__Items from a data source__
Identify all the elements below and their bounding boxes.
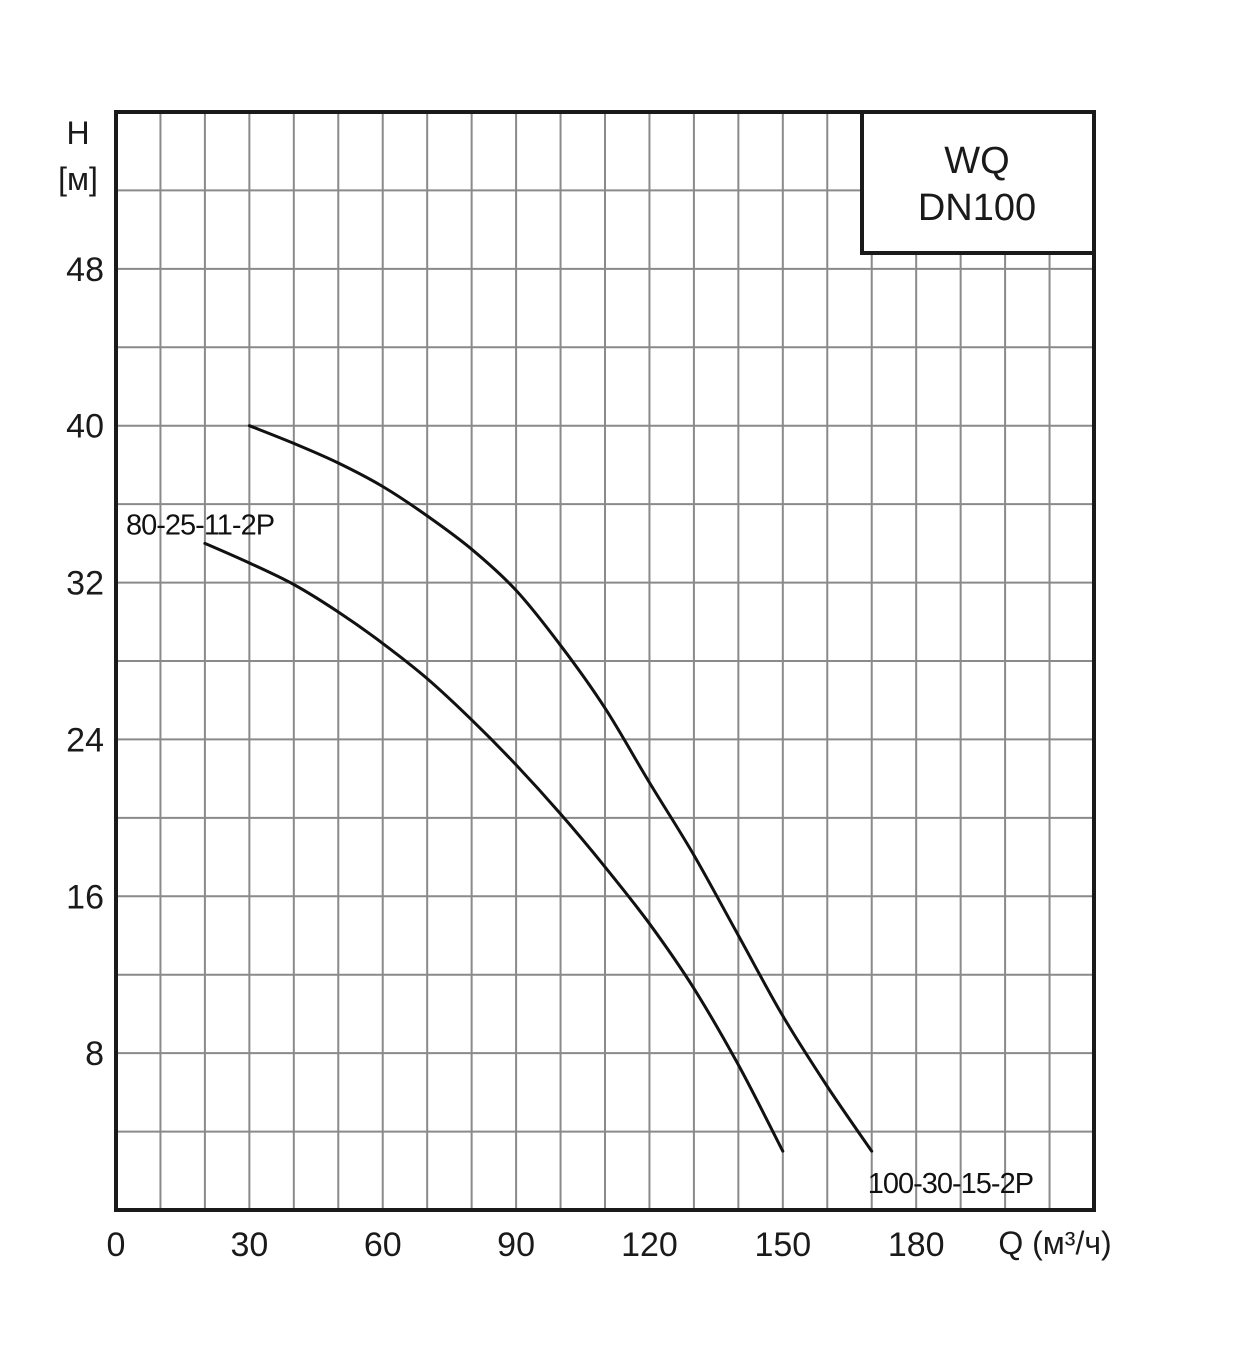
title-box-line1: WQ [944, 140, 1009, 182]
y-tick-label: 8 [85, 1035, 104, 1073]
x-tick-label: 30 [230, 1226, 268, 1264]
x-axis-title: Q (м³/ч) [998, 1225, 1111, 1261]
series-line-80-25-11-2P [203, 541, 785, 1153]
x-tick-label: 0 [107, 1226, 126, 1264]
series-label-100-30-15-2P: 100-30-15-2P [868, 1168, 1033, 1200]
series-labels: 80-25-11-2P 100-30-15-2P [126, 509, 1034, 1200]
x-tick-label: 180 [888, 1226, 945, 1264]
curves [203, 424, 874, 1153]
x-tick-label: 150 [754, 1226, 811, 1264]
y-tick-label: 32 [66, 565, 104, 603]
y-tick-label: 48 [66, 251, 104, 289]
y-axis-title-unit: [м] [58, 161, 98, 197]
x-tick-label: 90 [497, 1226, 535, 1264]
x-tick-labels: 0 30 60 90 120 150 180 [107, 1226, 945, 1264]
series-line-100-30-15-2P [247, 424, 874, 1153]
y-tick-label: 24 [66, 721, 104, 759]
y-tick-labels: 8 16 24 32 40 48 [66, 251, 104, 1073]
y-tick-label: 16 [66, 878, 104, 916]
title-box [860, 110, 1096, 255]
y-axis-title-h: H [66, 115, 89, 151]
plot-frame [114, 110, 1096, 1212]
series-label-80-25-11-2P: 80-25-11-2P [126, 509, 274, 541]
x-tick-label: 120 [621, 1226, 678, 1264]
y-tick-label: 40 [66, 408, 104, 446]
x-tick-label: 60 [364, 1226, 402, 1264]
title-box-line2: DN100 [918, 187, 1036, 229]
grid [116, 112, 1094, 1210]
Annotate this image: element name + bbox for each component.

__Directions for this task__
Rewrite the records as a numbered list, omitting blank lines, starting at the line containing "title-box-line1: WQ [944, 140, 1009, 182]" and ending at the line containing "x-tick-label: 0 [107, 1226, 126, 1264]", both included.

__Solution to this exercise__
1. title-box-line1: WQ [944, 140, 1009, 182]
2. y-tick-label: 8 [85, 1035, 104, 1073]
3. x-tick-label: 30 [230, 1226, 268, 1264]
4. x-axis-title: Q (м³/ч) [998, 1225, 1111, 1261]
5. series-line-80-25-11-2P [203, 541, 785, 1153]
6. x-tick-label: 0 [107, 1226, 126, 1264]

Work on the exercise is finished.